Страница:
============================================================
К положительным чертам научно-организационной деятельности Марра (в том числе и в то время, когда к концу 1920-х гг. он отошел от рассмотренных нами положений яфетической теории, заменив их весьма фантастическими идеями «Нового учения о языке» и начав сомнительную игру с властями) относится поддержка им группы ученых, занимавшихся культурами Древнего Средиземноморья и Передней Азии в типологическом и стадиальном плане (стадиальность, т.е. выделение типов языков и культур, соотносимых с хронологией, была основной чертой поздних учений Марра в той мере, в какой они не граничили с безумием). Главным идеологом этой группы, в которой оправданно видят сходство со структуралистами, был египтолог Франк-Каменецкий. Первые его труды, вышедшие из школы великого знатока Древнего Востока Тураева, были посвящены культу Солнца в Египте в период до Амарны. Позднее он занимается типологией раннего образного мышления на материале библейских и гомеровских текстов. Под его влиянием сформировались идеи О.М.Фрейденберг, у которой прямое продолжение некоторых мыслей Веселовского о первобытном синкретическом искусстве сочеталось с хорошим знанием современной ей этнологии и методологии естественных наук. Часть выводов, сделанных Фрейденберг, допускает проверку благодаря сопоставлению с открытыми позже данными (см. выше в разделе о гностицизме 2.1). Вместе с тем в трудах Франк-Каменецкого и Фрейденберг обнаруживаются предструктуралистские черты, делающие их созвучными современной науке.
============================================================
Исходные данные:
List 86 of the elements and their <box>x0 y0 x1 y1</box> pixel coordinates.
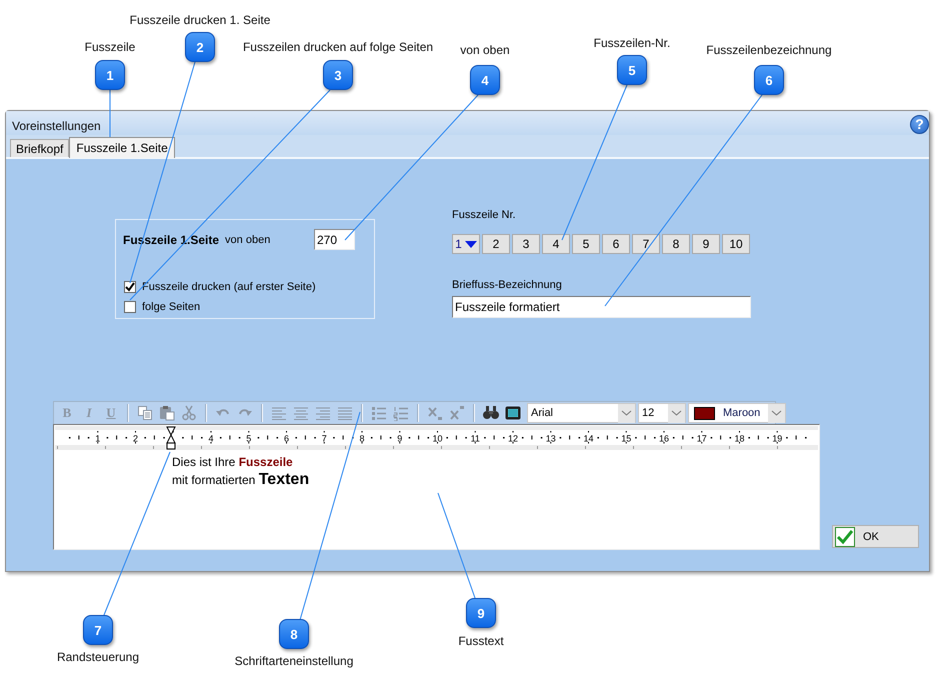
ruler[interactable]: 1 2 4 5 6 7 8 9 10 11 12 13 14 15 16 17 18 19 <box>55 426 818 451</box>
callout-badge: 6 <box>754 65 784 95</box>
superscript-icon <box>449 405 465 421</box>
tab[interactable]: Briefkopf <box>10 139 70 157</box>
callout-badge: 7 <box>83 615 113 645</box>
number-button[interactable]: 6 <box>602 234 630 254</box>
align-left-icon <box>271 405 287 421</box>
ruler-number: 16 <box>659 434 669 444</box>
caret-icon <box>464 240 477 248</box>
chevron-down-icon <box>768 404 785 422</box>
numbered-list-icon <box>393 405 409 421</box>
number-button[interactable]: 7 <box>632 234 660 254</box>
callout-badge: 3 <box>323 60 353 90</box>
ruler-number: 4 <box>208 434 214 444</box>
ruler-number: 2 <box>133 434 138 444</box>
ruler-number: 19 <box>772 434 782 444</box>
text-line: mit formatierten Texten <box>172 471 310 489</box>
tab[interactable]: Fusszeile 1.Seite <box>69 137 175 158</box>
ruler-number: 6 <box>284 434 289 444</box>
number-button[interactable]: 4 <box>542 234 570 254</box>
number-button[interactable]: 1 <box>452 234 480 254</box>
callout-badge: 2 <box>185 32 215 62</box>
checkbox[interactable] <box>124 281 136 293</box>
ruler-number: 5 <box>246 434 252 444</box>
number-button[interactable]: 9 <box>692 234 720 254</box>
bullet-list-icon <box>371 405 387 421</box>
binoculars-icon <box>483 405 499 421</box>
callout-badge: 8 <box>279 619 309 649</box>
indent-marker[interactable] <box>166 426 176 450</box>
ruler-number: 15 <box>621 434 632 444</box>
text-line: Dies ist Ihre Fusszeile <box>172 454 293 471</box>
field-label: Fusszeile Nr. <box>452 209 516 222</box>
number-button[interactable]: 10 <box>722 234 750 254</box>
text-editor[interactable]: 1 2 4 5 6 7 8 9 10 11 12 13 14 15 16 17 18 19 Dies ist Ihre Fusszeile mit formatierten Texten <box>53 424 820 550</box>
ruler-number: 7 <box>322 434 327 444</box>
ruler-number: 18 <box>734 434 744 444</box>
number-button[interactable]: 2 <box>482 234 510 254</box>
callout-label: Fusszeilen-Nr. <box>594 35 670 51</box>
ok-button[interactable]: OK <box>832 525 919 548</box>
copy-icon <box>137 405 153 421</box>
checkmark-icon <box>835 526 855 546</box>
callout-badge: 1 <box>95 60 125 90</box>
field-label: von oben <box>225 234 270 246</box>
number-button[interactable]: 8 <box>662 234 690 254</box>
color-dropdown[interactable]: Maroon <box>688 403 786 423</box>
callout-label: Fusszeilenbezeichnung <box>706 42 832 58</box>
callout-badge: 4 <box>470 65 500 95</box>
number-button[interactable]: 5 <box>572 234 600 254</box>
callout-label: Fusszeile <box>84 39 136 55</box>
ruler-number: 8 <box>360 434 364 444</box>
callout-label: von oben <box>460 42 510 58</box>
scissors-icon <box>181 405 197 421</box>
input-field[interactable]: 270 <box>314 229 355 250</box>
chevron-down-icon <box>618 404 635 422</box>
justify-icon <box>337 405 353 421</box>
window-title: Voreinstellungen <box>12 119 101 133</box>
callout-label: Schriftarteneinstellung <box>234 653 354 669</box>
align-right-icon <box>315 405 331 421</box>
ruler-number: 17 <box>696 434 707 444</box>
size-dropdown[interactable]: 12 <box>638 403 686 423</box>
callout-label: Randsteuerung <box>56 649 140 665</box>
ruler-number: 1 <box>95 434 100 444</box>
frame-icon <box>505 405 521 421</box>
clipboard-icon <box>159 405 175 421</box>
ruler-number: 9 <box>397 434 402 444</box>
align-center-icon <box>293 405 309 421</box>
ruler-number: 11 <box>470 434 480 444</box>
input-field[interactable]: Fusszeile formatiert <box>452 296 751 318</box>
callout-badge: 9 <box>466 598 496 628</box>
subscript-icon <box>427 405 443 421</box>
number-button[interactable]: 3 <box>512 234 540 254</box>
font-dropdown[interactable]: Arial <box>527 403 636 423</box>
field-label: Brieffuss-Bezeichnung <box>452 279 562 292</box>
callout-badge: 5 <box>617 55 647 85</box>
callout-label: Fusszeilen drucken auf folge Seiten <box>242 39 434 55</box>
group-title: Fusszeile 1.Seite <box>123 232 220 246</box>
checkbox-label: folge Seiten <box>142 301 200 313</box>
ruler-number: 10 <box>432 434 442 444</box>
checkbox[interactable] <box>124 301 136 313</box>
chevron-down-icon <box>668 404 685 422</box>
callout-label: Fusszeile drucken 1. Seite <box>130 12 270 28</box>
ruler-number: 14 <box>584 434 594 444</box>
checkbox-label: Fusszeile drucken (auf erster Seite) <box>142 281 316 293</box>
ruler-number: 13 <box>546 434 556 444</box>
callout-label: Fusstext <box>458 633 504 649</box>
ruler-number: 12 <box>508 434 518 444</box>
============================================================
Задание 1:
Определите, согласуется ли каждое утверждение с текстом о Марре. Для каждого ответьте «да» или «нет» и приведите решающие слова текста дословно.
(a) Первые работы Франк-Каменецкого касались культа Солнца в Египте до Амарны.
(b) Главным идеологом группы был Тураев.
(c) Идеи Фрейденберг сложились независимо от Франк-Каменецкого.
Задание 2:
Продолжите текст о Марре после его последнего предложения.

Итоговый ответ 1:
(a) Да: «Первые его труды, вышедшие из школы великого знатока Древнего Востока Тураева, были посвящены культу Солнца в Египте в период до Амарны».
(b) Нет: «Главным идеологом этой группы, в которой оправданно видят сходство со структуралистами, был египтолог Франк-Каменецкий».
(c) Нет: «Под его влиянием сформировались идеи О.М.Фрейденберг».

Итоговый ответ 2:
3. 7. История культуры и письменность. Шилейко и Невский. Связь занятий историей культуры (в том направлении, которое было параллельно поискам структуралистов) с изучением разных видов письма представляется возможным показать на примере исследований В.К. Шилейко - разнообразно одаренный ученый и поэт, примыкавший к акмеистам. Он начинает с изучения и публикации тех образцов шумерского письма, которые в России были в частном собрании коллекционера Лихачева. Шилейко хорошо знал шумерологическую литературу и работы по смежным вопросам западных и русских ассириологов. Он излагает основные результаты исследований в этой первой своей книге (Шилейко 1915) и в обзорных статьях (о Вавилонии и клинописи) в выходящем в годы Первой Мировой войны Новом Энциклопедическом словаре Брокгауза и Ефрона (словарь, издание которого было прервано революцией, представляет исключительный интерес тем, что в нем представлены силы, тогда только приступавшие к интенсивному интеллектуальному творчеству). Шилейко дает характеристику ранних видов и образцов письма, включая некоторые из наиболее древних, дешифруемых в самые последние годы. Вскоре он занимается и разными видами клинописи (в частности, только что дешифрованной Грозным хеттской, также крайне сложным и тогда почти никому неизвестным видом староассирийского письма, которым пользовались в торговых колония в Малой Азии рубежа III-го и II-го тыс. до н.э.) и другими формами письменности, использовавшимися на Древнем Востоке. Им было начато описание всего обширного клинописного собрания Государственного Музея изобразительных искусств (теперь носящего имя Пушкина); сохранился сделанный им каталог (Шилейко отличался и искусством рисовальщика, умело передававшего графические особенности описывавшихся им текстов).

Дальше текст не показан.